__Your objective__
Give the records back in full, exactly as they read.

(Items listed in a dataset)
+ + +

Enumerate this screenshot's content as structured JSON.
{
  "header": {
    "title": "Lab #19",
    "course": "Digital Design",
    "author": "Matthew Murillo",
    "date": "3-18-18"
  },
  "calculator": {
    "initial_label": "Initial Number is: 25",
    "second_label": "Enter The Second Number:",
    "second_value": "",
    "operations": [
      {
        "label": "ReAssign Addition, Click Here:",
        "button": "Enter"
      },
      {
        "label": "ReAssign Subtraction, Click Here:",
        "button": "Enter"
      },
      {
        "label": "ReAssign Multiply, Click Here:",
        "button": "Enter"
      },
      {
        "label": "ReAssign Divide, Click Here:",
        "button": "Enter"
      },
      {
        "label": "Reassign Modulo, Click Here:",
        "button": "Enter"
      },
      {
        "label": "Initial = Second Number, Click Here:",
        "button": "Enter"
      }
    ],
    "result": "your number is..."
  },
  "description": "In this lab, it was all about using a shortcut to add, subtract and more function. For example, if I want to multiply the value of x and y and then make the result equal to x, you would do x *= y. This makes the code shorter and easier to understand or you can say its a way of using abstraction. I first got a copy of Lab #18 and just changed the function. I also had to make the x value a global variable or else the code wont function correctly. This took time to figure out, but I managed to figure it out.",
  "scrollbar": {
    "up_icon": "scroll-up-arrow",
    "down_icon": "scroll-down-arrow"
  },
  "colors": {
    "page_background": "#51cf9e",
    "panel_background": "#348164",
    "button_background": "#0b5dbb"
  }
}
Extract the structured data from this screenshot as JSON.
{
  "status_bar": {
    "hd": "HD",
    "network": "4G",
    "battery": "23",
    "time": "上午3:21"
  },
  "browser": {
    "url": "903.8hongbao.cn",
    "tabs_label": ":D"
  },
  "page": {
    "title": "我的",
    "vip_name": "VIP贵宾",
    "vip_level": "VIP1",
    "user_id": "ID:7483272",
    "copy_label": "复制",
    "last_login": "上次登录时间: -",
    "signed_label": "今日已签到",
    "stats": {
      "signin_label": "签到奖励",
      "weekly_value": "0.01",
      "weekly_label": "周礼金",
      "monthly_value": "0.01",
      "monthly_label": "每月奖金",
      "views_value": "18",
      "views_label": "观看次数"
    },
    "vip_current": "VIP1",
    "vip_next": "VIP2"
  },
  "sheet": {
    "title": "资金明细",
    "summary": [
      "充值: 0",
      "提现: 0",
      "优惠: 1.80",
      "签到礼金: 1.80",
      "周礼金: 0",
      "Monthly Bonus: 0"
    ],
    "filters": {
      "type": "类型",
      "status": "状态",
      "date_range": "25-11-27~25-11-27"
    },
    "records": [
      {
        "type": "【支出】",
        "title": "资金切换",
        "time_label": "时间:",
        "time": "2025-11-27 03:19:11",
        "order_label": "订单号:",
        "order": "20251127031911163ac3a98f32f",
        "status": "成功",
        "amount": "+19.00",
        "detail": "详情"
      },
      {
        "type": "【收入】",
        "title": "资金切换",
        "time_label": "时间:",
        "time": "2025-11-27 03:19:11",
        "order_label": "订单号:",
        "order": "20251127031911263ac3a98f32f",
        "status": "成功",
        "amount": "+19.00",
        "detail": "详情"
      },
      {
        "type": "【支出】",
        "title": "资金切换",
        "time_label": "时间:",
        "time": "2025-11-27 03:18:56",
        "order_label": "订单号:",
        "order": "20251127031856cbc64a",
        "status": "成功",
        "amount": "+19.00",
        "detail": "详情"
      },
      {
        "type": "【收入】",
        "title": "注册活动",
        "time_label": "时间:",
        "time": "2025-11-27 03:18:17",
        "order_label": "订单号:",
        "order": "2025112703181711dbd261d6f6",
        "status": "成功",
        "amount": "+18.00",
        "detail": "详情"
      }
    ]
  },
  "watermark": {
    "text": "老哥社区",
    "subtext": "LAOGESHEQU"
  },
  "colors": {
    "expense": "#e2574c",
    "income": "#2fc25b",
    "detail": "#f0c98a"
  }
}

+ + +

__Response for this exercise__
Enumerate this screenshot's content as structured JSON.
{
  "header": {
    "title": "Lab #19",
    "course": "Digital Design",
    "author": "Matthew Murillo",
    "date": "3-18-18"
  },
  "calculator": {
    "initial_label": "Initial Number is: 25",
    "second_label": "Enter The Second Number:",
    "second_value": "",
    "operations": [
      {
        "label": "ReAssign Addition, Click Here:",
        "button": "Enter"
      },
      {
        "label": "ReAssign Subtraction, Click Here:",
        "button": "Enter"
      },
      {
        "label": "ReAssign Multiply, Click Here:",
        "button": "Enter"
      },
      {
        "label": "ReAssign Divide, Click Here:",
        "button": "Enter"
      },
      {
        "label": "Reassign Modulo, Click Here:",
        "button": "Enter"
      },
      {
        "label": "Initial = Second Number, Click Here:",
        "button": "Enter"
      }
    ],
    "result": "your number is..."
  },
  "description": "In this lab, it was all about using a shortcut to add, subtract and more function. For example, if I want to multiply the value of x and y and then make the result equal to x, you would do x *= y. This makes the code shorter and easier to understand or you can say its a way of using abstraction. I first got a copy of Lab #18 and just changed the function. I also had to make the x value a global variable or else the code wont function correctly. This took time to figure out, but I managed to figure it out.",
  "scrollbar": {
    "up_icon": "scroll-up-arrow",
    "down_icon": "scroll-down-arrow"
  },
  "colors": {
    "page_background": "#51cf9e",
    "panel_background": "#348164",
    "button_background": "#0b5dbb"
  }
}
Extract the structured data from this screenshot as JSON.
{
  "status_bar": {
    "hd": "HD",
    "network": "4G",
    "battery": "23",
    "time": "上午3:21"
  },
  "browser": {
    "url": "903.8hongbao.cn",
    "tabs_label": ":D"
  },
  "page": {
    "title": "我的",
    "vip_name": "VIP贵宾",
    "vip_level": "VIP1",
    "user_id": "ID:7483272",
    "copy_label": "复制",
    "last_login": "上次登录时间: -",
    "signed_label": "今日已签到",
    "stats": {
      "signin_label": "签到奖励",
      "weekly_value": "0.01",
      "weekly_label": "周礼金",
      "monthly_value": "0.01",
      "monthly_label": "每月奖金",
      "views_value": "18",
      "views_label": "观看次数"
    },
    "vip_current": "VIP1",
    "vip_next": "VIP2"
  },
  "sheet": {
    "title": "资金明细",
    "summary": [
      "充值: 0",
      "提现: 0",
      "优惠: 1.80",
      "签到礼金: 1.80",
      "周礼金: 0",
      "Monthly Bonus: 0"
    ],
    "filters": {
      "type": "类型",
      "status": "状态",
      "date_range": "25-11-27~25-11-27"
    },
    "records": [
      {
        "type": "【支出】",
        "title": "资金切换",
        "time_label": "时间:",
        "time": "2025-11-27 03:19:11",
        "order_label": "订单号:",
        "order": "20251127031911163ac3a98f32f",
        "status": "成功",
        "amount": "+19.00",
        "detail": "详情"
      },
      {
        "type": "【收入】",
        "title": "资金切换",
        "time_label": "时间:",
        "time": "2025-11-27 03:19:11",
        "order_label": "订单号:",
        "order": "20251127031911263ac3a98f32f",
        "status": "成功",
        "amount": "+19.00",
        "detail": "详情"
      },
      {
        "type": "【支出】",
        "title": "资金切换",
        "time_label": "时间:",
        "time": "2025-11-27 03:18:56",
        "order_label": "订单号:",
        "order": "20251127031856cbc64a",
        "status": "成功",
        "amount": "+19.00",
        "detail": "详情"
      },
      {
        "type": "【收入】",
        "title": "注册活动",
        "time_label": "时间:",
        "time": "2025-11-27 03:18:17",
        "order_label": "订单号:",
        "order": "2025112703181711dbd261d6f6",
        "status": "成功",
        "amount": "+18.00",
        "detail": "详情"
      }
    ]
  },
  "watermark": {
    "text": "老哥社区",
    "subtext": "LAOGESHEQU"
  },
  "colors": {
    "expense": "#e2574c",
    "income": "#2fc25b",
    "detail": "#f0c98a"
  }
}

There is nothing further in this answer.